------ RECORDS PROVIDED ------

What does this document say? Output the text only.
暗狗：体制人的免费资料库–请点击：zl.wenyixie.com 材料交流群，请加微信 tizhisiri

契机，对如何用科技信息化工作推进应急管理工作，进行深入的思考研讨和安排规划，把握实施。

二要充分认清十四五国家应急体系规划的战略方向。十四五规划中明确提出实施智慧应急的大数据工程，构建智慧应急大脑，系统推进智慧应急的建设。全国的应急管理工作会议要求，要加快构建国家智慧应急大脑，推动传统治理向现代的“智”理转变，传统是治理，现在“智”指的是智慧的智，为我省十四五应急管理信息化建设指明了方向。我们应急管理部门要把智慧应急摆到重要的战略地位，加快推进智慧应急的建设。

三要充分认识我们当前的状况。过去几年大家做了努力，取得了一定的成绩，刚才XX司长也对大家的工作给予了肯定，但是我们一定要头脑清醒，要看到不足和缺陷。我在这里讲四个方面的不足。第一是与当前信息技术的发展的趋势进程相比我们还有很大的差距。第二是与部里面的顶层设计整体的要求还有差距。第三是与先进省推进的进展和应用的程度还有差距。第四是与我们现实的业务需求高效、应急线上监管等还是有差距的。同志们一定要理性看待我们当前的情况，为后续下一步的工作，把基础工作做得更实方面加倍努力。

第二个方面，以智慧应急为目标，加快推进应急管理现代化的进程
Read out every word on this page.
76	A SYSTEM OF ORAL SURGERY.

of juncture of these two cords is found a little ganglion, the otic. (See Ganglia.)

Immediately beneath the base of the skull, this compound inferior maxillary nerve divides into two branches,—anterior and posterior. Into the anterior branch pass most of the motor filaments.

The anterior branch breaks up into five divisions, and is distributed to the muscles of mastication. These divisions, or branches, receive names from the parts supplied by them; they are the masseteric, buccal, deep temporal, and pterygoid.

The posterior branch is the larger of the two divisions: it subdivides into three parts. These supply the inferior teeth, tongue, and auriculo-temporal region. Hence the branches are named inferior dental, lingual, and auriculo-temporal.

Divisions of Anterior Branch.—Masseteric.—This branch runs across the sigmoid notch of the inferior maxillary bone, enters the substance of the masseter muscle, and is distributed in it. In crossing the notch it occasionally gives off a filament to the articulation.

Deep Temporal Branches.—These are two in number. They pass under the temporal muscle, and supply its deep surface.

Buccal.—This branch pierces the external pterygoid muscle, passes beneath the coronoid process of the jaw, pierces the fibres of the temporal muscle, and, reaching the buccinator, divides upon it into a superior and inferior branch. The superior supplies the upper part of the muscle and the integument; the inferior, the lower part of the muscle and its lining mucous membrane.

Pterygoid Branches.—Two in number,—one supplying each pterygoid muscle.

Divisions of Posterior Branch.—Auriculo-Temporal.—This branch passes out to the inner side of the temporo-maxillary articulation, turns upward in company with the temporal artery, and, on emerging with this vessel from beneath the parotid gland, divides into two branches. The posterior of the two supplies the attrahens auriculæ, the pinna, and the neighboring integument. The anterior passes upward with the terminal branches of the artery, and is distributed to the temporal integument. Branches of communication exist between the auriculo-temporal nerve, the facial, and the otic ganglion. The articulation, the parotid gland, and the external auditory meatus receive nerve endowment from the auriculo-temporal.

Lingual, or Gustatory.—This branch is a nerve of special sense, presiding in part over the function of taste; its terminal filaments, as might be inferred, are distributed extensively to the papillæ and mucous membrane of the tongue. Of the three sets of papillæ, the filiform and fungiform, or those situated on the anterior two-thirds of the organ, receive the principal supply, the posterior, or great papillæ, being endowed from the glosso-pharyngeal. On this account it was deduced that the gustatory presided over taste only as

------

YOUR OBJECTIVE:
Extract the listing in its entirety and repeat it exactly.

TASK ANSWER:
What does this document say? Output the text only.
暗狗：体制人的免费资料库–请点击：zl.wenyixie.com 材料交流群，请加微信 tizhisiri

契机，对如何用科技信息化工作推进应急管理工作，进行深入的思考研讨和安排规划，把握实施。

二要充分认清十四五国家应急体系规划的战略方向。十四五规划中明确提出实施智慧应急的大数据工程，构建智慧应急大脑，系统推进智慧应急的建设。全国的应急管理工作会议要求，要加快构建国家智慧应急大脑，推动传统治理向现代的“智”理转变，传统是治理，现在“智”指的是智慧的智，为我省十四五应急管理信息化建设指明了方向。我们应急管理部门要把智慧应急摆到重要的战略地位，加快推进智慧应急的建设。

三要充分认识我们当前的状况。过去几年大家做了努力，取得了一定的成绩，刚才XX司长也对大家的工作给予了肯定，但是我们一定要头脑清醒，要看到不足和缺陷。我在这里讲四个方面的不足。第一是与当前信息技术的发展的趋势进程相比我们还有很大的差距。第二是与部里面的顶层设计整体的要求还有差距。第三是与先进省推进的进展和应用的程度还有差距。第四是与我们现实的业务需求高效、应急线上监管等还是有差距的。同志们一定要理性看待我们当前的情况，为后续下一步的工作，把基础工作做得更实方面加倍努力。

第二个方面，以智慧应急为目标，加快推进应急管理现代化的进程
Read out every word on this page.
76	A SYSTEM OF ORAL SURGERY.

of juncture of these two cords is found a little ganglion, the otic. (See Ganglia.)

Immediately beneath the base of the skull, this compound inferior maxillary nerve divides into two branches,—anterior and posterior. Into the anterior branch pass most of the motor filaments.

The anterior branch breaks up into five divisions, and is distributed to the muscles of mastication. These divisions, or branches, receive names from the parts supplied by them; they are the masseteric, buccal, deep temporal, and pterygoid.

The posterior branch is the larger of the two divisions: it subdivides into three parts. These supply the inferior teeth, tongue, and auriculo-temporal region. Hence the branches are named inferior dental, lingual, and auriculo-temporal.

Divisions of Anterior Branch.—Masseteric.—This branch runs across the sigmoid notch of the inferior maxillary bone, enters the substance of the masseter muscle, and is distributed in it. In crossing the notch it occasionally gives off a filament to the articulation.

Deep Temporal Branches.—These are two in number. They pass under the temporal muscle, and supply its deep surface.

Buccal.—This branch pierces the external pterygoid muscle, passes beneath the coronoid process of the jaw, pierces the fibres of the temporal muscle, and, reaching the buccinator, divides upon it into a superior and inferior branch. The superior supplies the upper part of the muscle and the integument; the inferior, the lower part of the muscle and its lining mucous membrane.

Pterygoid Branches.—Two in number,—one supplying each pterygoid muscle.

Divisions of Posterior Branch.—Auriculo-Temporal.—This branch passes out to the inner side of the temporo-maxillary articulation, turns upward in company with the temporal artery, and, on emerging with this vessel from beneath the parotid gland, divides into two branches. The posterior of the two supplies the attrahens auriculæ, the pinna, and the neighboring integument. The anterior passes upward with the terminal branches of the artery, and is distributed to the temporal integument. Branches of communication exist between the auriculo-temporal nerve, the facial, and the otic ganglion. The articulation, the parotid gland, and the external auditory meatus receive nerve endowment from the auriculo-temporal.

Lingual, or Gustatory.—This branch is a nerve of special sense, presiding in part over the function of taste; its terminal filaments, as might be inferred, are distributed extensively to the papillæ and mucous membrane of the tongue. Of the three sets of papillæ, the filiform and fungiform, or those situated on the anterior two-thirds of the organ, receive the principal supply, the posterior, or great papillæ, being endowed from the glosso-pharyngeal. On this account it was deduced that the gustatory presided over taste only as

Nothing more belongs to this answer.